[SET PROBLEM]
State the count of lines below in which the word "komunikat" appears, and add nothing.
↓↓↓
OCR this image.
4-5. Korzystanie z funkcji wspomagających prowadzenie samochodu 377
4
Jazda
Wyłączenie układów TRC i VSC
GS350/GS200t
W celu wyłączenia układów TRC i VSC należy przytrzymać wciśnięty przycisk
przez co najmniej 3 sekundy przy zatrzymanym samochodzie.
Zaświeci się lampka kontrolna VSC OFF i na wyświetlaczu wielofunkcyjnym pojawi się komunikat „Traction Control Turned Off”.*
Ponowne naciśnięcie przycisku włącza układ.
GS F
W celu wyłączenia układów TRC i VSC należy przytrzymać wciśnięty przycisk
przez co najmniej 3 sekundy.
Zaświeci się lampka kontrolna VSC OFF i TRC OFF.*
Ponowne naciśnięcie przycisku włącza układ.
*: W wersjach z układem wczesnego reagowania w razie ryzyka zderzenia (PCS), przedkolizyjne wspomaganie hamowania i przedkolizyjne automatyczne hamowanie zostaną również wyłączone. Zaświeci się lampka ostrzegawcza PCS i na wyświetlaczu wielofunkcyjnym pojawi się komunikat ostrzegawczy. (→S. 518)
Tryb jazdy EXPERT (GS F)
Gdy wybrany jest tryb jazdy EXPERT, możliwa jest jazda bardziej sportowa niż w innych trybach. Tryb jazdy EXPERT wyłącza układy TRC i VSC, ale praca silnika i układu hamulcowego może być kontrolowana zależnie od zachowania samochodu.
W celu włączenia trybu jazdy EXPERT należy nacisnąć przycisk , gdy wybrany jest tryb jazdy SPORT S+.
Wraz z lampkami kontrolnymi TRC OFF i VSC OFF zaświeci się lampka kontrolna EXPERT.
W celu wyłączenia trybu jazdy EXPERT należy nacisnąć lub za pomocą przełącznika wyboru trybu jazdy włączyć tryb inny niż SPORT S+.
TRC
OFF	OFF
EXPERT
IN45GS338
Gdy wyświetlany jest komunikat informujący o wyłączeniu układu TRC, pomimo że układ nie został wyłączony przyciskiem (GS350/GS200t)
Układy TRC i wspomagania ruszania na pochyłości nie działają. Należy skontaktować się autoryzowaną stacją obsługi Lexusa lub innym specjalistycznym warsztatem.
↑↑↑
[IN RESPONSE]
3